Records for the task:
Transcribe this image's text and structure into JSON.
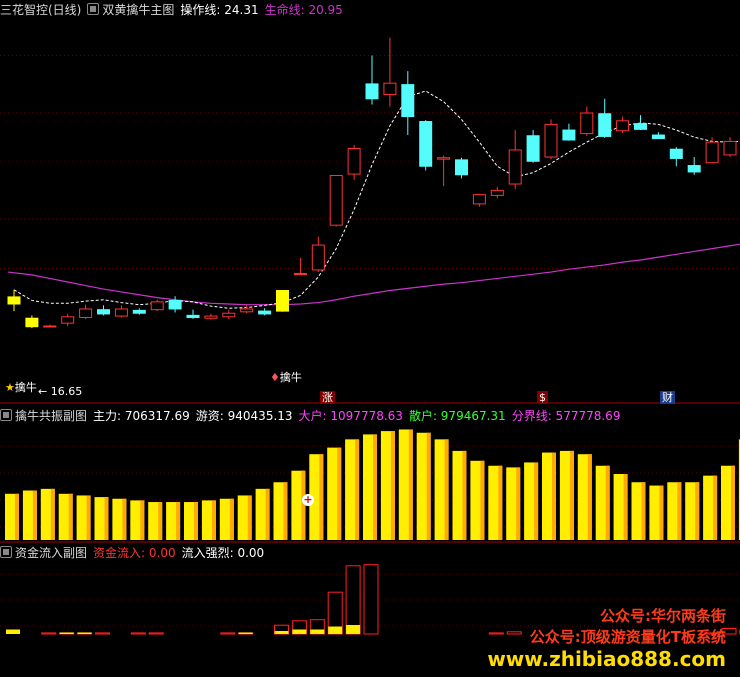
{
  "main_panel": {
    "title": "三花智控(日线)",
    "indicator": "双黄擒牛主图",
    "ops_label": "操作线: 24.31",
    "life_label": "生命线: 20.95",
    "low_label": "← 16.65",
    "signal_labels": [
      "擒牛",
      "擒牛"
    ],
    "markers": [
      "涨",
      "$",
      "财"
    ],
    "colors": {
      "up": "#ff3232",
      "down": "#54fcfc",
      "signal": "#ffff00",
      "life": "#cc33cc",
      "ops": "#ffffff"
    }
  },
  "resonance_panel": {
    "title": "擒牛共振副图",
    "main_force": "主力: 706317.69",
    "hot_money": "游资: 940435.13",
    "big": "大户: 1097778.63",
    "retail": "散户: 979467.31",
    "boundary": "分界线: 577778.69"
  },
  "flow_panel": {
    "title": "资金流入副图",
    "inflow": "资金流入: 0.00",
    "strength": "流入强烈: 0.00"
  },
  "watermarks": [
    "公众号:华尔两条街",
    "公众号:顶级游资量化T板系统",
    "www.zhibiao888.com"
  ],
  "chart_data": {
    "type": "candlestick",
    "candles": [
      [
        20,
        21,
        19,
        22,
        "y"
      ],
      [
        18,
        16.8,
        16.6,
        18.4,
        "y"
      ],
      [
        16.9,
        16.9,
        16.7,
        17.1,
        "u"
      ],
      [
        17.3,
        18.2,
        16.9,
        18.6,
        "u"
      ],
      [
        18.1,
        19.3,
        17.9,
        19.9,
        "u"
      ],
      [
        19.2,
        18.6,
        18.4,
        19.8,
        "d"
      ],
      [
        18.3,
        19.3,
        18.1,
        19.8,
        "u"
      ],
      [
        19.1,
        18.7,
        18.5,
        19.4,
        "d"
      ],
      [
        19.2,
        20.3,
        19.0,
        20.6,
        "u"
      ],
      [
        20.5,
        19.3,
        18.8,
        21.1,
        "d"
      ],
      [
        18.4,
        18.1,
        17.9,
        19.2,
        "d"
      ],
      [
        18.0,
        18.3,
        17.8,
        18.6,
        "u"
      ],
      [
        18.2,
        18.7,
        17.9,
        19.2,
        "u"
      ],
      [
        19.3,
        18.9,
        18.7,
        19.9,
        "u"
      ],
      [
        18.6,
        19.0,
        18.4,
        19.4,
        "d"
      ],
      [
        19.0,
        21.9,
        18.9,
        21.9,
        "y"
      ],
      [
        24.2,
        24.3,
        24.1,
        26.5,
        "u"
      ],
      [
        24.8,
        28.3,
        24.5,
        29.5,
        "u"
      ],
      [
        31.1,
        38.1,
        30.9,
        38.1,
        "u"
      ],
      [
        38.3,
        41.9,
        37.5,
        42.4,
        "u"
      ],
      [
        51.0,
        48.9,
        48.1,
        55.0,
        "d"
      ],
      [
        49.5,
        51.1,
        47.8,
        57.5,
        "u"
      ],
      [
        50.9,
        46.4,
        43.8,
        52.8,
        "d"
      ],
      [
        45.7,
        39.4,
        38.8,
        45.9,
        "d"
      ],
      [
        40.4,
        40.6,
        36.6,
        40.9,
        "u"
      ],
      [
        40.3,
        38.2,
        37.7,
        40.6,
        "d"
      ],
      [
        34.1,
        35.4,
        33.7,
        35.5,
        "u"
      ],
      [
        35.3,
        36.0,
        34.9,
        36.5,
        "u"
      ],
      [
        36.9,
        41.7,
        36.2,
        44.5,
        "u"
      ],
      [
        43.7,
        40.1,
        39.9,
        44.5,
        "d"
      ],
      [
        40.7,
        45.3,
        40.4,
        46.0,
        "u"
      ],
      [
        44.5,
        43.1,
        43.0,
        45.4,
        "d"
      ],
      [
        44.0,
        46.9,
        43.7,
        47.8,
        "u"
      ],
      [
        46.8,
        43.6,
        43.4,
        48.9,
        "d"
      ],
      [
        45.8,
        44.4,
        44.1,
        46.4,
        "u"
      ],
      [
        44.6,
        45.4,
        44.5,
        46.6,
        "d"
      ],
      [
        43.3,
        43.8,
        43.4,
        44.2,
        "d"
      ],
      [
        41.8,
        40.5,
        39.4,
        42.1,
        "d"
      ],
      [
        39.5,
        38.6,
        38.2,
        40.7,
        "d"
      ],
      [
        39.9,
        42.8,
        39.9,
        43.5,
        "u"
      ],
      [
        42.9,
        41.0,
        40.7,
        43.5,
        "u"
      ],
      [
        41.8,
        48.0,
        41.6,
        48.2,
        "u"
      ]
    ],
    "ops_line": [
      22,
      20.5,
      20.1,
      20.1,
      20.4,
      20.6,
      20.2,
      19.9,
      20.1,
      20.5,
      20.3,
      19.7,
      19.4,
      19.5,
      19.8,
      20.2,
      21.2,
      23.8,
      27.8,
      33.3,
      39.6,
      45.1,
      49.2,
      50.0,
      48.5,
      46.0,
      42.8,
      39.4,
      37.9,
      38.5,
      39.8,
      41.4,
      42.8,
      44.1,
      45.1,
      45.5,
      45.3,
      44.5,
      43.5,
      42.9,
      42.8,
      43.0
    ],
    "life_line": [
      24.5,
      24.1,
      23.6,
      23.1,
      22.6,
      22.1,
      21.7,
      21.3,
      20.9,
      20.6,
      20.3,
      20.1,
      20.0,
      19.9,
      19.9,
      19.9,
      20.0,
      20.2,
      20.6,
      21.1,
      21.5,
      21.9,
      22.2,
      22.5,
      22.8,
      23.0,
      23.3,
      23.6,
      23.9,
      24.2,
      24.5,
      24.9,
      25.2,
      25.5,
      25.9,
      26.2,
      26.6,
      27.0,
      27.4,
      27.8,
      28.2,
      28.6
    ],
    "resonance_bars": [
      28,
      30,
      31,
      28,
      27,
      26,
      25,
      24,
      23,
      23,
      23,
      24,
      25,
      27,
      31,
      35,
      42,
      52,
      56,
      61,
      64,
      66,
      67,
      65,
      61,
      54,
      48,
      45,
      44,
      47,
      53,
      54,
      52,
      45,
      40,
      35,
      33,
      35,
      35,
      39,
      45,
      61
    ],
    "flow_red": [
      0,
      0,
      1,
      1,
      1,
      1,
      0,
      1,
      1,
      0,
      0,
      0,
      1,
      1,
      0,
      8,
      12,
      13,
      38,
      62,
      63,
      0,
      0,
      0,
      0,
      0,
      0,
      1,
      2,
      0,
      0,
      0,
      0,
      0,
      0,
      0,
      0,
      0,
      0,
      1,
      5,
      4
    ],
    "flow_yellow": [
      3,
      0,
      0,
      1,
      1,
      0,
      0,
      0,
      0,
      0,
      0,
      0,
      0,
      1,
      0,
      2,
      3,
      3,
      5,
      6,
      0,
      0,
      0,
      0,
      0,
      0,
      0,
      0,
      0,
      0,
      0,
      0,
      0,
      0,
      0,
      0,
      0,
      0,
      0,
      0,
      0,
      2
    ]
  }
}
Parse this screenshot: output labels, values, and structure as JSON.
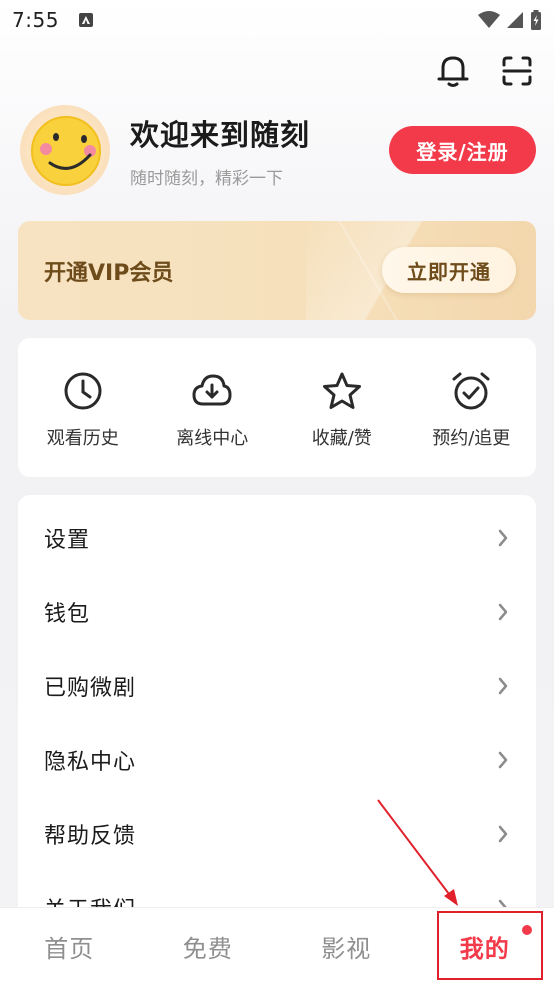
{
  "status_bar": {
    "time": "7:55"
  },
  "profile": {
    "welcome": "欢迎来到随刻",
    "subtitle": "随时随刻，精彩一下",
    "login_label": "登录/注册"
  },
  "vip": {
    "title": "开通VIP会员",
    "button_label": "立即开通"
  },
  "quick": {
    "items": [
      {
        "label": "观看历史",
        "icon": "clock-icon"
      },
      {
        "label": "离线中心",
        "icon": "download-cloud-icon"
      },
      {
        "label": "收藏/赞",
        "icon": "star-icon"
      },
      {
        "label": "预约/追更",
        "icon": "alarm-check-icon"
      }
    ]
  },
  "menu": {
    "items": [
      {
        "label": "设置"
      },
      {
        "label": "钱包"
      },
      {
        "label": "已购微剧"
      },
      {
        "label": "隐私中心"
      },
      {
        "label": "帮助反馈"
      },
      {
        "label": "关于我们"
      }
    ]
  },
  "nav": {
    "items": [
      {
        "label": "首页"
      },
      {
        "label": "免费"
      },
      {
        "label": "影视"
      },
      {
        "label": "我的"
      }
    ],
    "active_index": 3
  },
  "colors": {
    "accent": "#f33a4a",
    "vip_text": "#6e4b1a",
    "vip_bg": "#f6e0bb"
  }
}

Set task: Filter the records, keeping only lines that contain "JSON", and show those lines.

Problem solution:
Transcribe this image's text and structure into JSON.
Parse this screenshot: output labels, values, and structure as JSON.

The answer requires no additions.